━━ Provided entries ━━

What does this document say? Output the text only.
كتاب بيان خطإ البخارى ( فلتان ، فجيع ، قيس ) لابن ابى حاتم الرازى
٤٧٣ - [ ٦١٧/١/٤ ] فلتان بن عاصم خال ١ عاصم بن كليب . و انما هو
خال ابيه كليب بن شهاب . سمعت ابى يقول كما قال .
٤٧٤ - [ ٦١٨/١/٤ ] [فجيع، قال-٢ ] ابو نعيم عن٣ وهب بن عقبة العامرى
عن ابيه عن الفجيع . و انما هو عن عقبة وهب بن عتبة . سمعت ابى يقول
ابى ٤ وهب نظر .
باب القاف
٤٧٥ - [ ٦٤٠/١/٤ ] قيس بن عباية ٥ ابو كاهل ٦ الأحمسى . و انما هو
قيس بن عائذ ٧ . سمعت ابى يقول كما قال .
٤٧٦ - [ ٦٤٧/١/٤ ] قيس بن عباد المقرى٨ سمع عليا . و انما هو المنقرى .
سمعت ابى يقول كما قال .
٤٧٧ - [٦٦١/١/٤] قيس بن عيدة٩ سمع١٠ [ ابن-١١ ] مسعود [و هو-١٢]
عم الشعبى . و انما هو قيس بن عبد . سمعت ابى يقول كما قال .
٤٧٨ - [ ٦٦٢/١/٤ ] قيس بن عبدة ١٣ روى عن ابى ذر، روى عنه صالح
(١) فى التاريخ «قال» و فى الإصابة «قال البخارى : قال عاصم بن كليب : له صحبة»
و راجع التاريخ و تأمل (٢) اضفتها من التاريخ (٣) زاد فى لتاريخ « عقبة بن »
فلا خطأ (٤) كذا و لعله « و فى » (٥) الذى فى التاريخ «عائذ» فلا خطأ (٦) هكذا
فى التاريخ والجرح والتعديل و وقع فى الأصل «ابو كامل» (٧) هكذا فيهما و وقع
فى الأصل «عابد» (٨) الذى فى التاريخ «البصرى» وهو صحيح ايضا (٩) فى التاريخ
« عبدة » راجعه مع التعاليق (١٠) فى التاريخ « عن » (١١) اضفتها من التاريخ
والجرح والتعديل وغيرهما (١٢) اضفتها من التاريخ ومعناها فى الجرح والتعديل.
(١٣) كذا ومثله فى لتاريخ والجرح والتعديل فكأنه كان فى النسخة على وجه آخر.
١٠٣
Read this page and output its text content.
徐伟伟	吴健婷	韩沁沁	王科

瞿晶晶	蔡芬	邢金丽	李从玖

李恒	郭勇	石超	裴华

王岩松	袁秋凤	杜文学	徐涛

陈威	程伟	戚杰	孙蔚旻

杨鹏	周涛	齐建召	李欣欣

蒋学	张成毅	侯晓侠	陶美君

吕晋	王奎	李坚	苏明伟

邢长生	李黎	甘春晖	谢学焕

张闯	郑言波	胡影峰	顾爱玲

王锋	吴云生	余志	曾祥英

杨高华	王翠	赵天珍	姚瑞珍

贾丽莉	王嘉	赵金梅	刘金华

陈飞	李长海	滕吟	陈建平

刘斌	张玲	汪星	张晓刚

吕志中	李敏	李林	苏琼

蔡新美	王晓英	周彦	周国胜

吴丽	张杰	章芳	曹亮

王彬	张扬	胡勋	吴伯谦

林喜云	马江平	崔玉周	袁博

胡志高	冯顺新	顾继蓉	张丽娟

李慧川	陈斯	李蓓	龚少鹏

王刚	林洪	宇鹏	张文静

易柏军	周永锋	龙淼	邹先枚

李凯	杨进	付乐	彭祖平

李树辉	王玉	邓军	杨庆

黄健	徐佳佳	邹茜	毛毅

━━━

-- Work to complete --
Extract the listing in its entirety, matching it exactly.

-- Answer for this exercise --
What does this document say? Output the text only.
كتاب بيان خطإ البخارى ( فلتان ، فجيع ، قيس ) لابن ابى حاتم الرازى
٤٧٣ - [ ٦١٧/١/٤ ] فلتان بن عاصم خال ١ عاصم بن كليب . و انما هو
خال ابيه كليب بن شهاب . سمعت ابى يقول كما قال .
٤٧٤ - [ ٦١٨/١/٤ ] [فجيع، قال-٢ ] ابو نعيم عن٣ وهب بن عقبة العامرى
عن ابيه عن الفجيع . و انما هو عن عقبة وهب بن عتبة . سمعت ابى يقول
ابى ٤ وهب نظر .
باب القاف
٤٧٥ - [ ٦٤٠/١/٤ ] قيس بن عباية ٥ ابو كاهل ٦ الأحمسى . و انما هو
قيس بن عائذ ٧ . سمعت ابى يقول كما قال .
٤٧٦ - [ ٦٤٧/١/٤ ] قيس بن عباد المقرى٨ سمع عليا . و انما هو المنقرى .
سمعت ابى يقول كما قال .
٤٧٧ - [٦٦١/١/٤] قيس بن عيدة٩ سمع١٠ [ ابن-١١ ] مسعود [و هو-١٢]
عم الشعبى . و انما هو قيس بن عبد . سمعت ابى يقول كما قال .
٤٧٨ - [ ٦٦٢/١/٤ ] قيس بن عبدة ١٣ روى عن ابى ذر، روى عنه صالح
(١) فى التاريخ «قال» و فى الإصابة «قال البخارى : قال عاصم بن كليب : له صحبة»
و راجع التاريخ و تأمل (٢) اضفتها من التاريخ (٣) زاد فى لتاريخ « عقبة بن »
فلا خطأ (٤) كذا و لعله « و فى » (٥) الذى فى التاريخ «عائذ» فلا خطأ (٦) هكذا
فى التاريخ والجرح والتعديل و وقع فى الأصل «ابو كامل» (٧) هكذا فيهما و وقع
فى الأصل «عابد» (٨) الذى فى التاريخ «البصرى» وهو صحيح ايضا (٩) فى التاريخ
« عبدة » راجعه مع التعاليق (١٠) فى التاريخ « عن » (١١) اضفتها من التاريخ
والجرح والتعديل وغيرهما (١٢) اضفتها من التاريخ ومعناها فى الجرح والتعديل.
(١٣) كذا ومثله فى لتاريخ والجرح والتعديل فكأنه كان فى النسخة على وجه آخر.
١٠٣
Read this page and output its text content.
徐伟伟	吴健婷	韩沁沁	王科

瞿晶晶	蔡芬	邢金丽	李从玖

李恒	郭勇	石超	裴华

王岩松	袁秋凤	杜文学	徐涛

陈威	程伟	戚杰	孙蔚旻

杨鹏	周涛	齐建召	李欣欣

蒋学	张成毅	侯晓侠	陶美君

吕晋	王奎	李坚	苏明伟

邢长生	李黎	甘春晖	谢学焕

张闯	郑言波	胡影峰	顾爱玲

王锋	吴云生	余志	曾祥英

杨高华	王翠	赵天珍	姚瑞珍

贾丽莉	王嘉	赵金梅	刘金华

陈飞	李长海	滕吟	陈建平

刘斌	张玲	汪星	张晓刚

吕志中	李敏	李林	苏琼

蔡新美	王晓英	周彦	周国胜

吴丽	张杰	章芳	曹亮

王彬	张扬	胡勋	吴伯谦

林喜云	马江平	崔玉周	袁博

胡志高	冯顺新	顾继蓉	张丽娟

李慧川	陈斯	李蓓	龚少鹏

王刚	林洪	宇鹏	张文静

易柏军	周永锋	龙淼	邹先枚

李凯	杨进	付乐	彭祖平

李树辉	王玉	邓军	杨庆

黄健	徐佳佳	邹茜	毛毅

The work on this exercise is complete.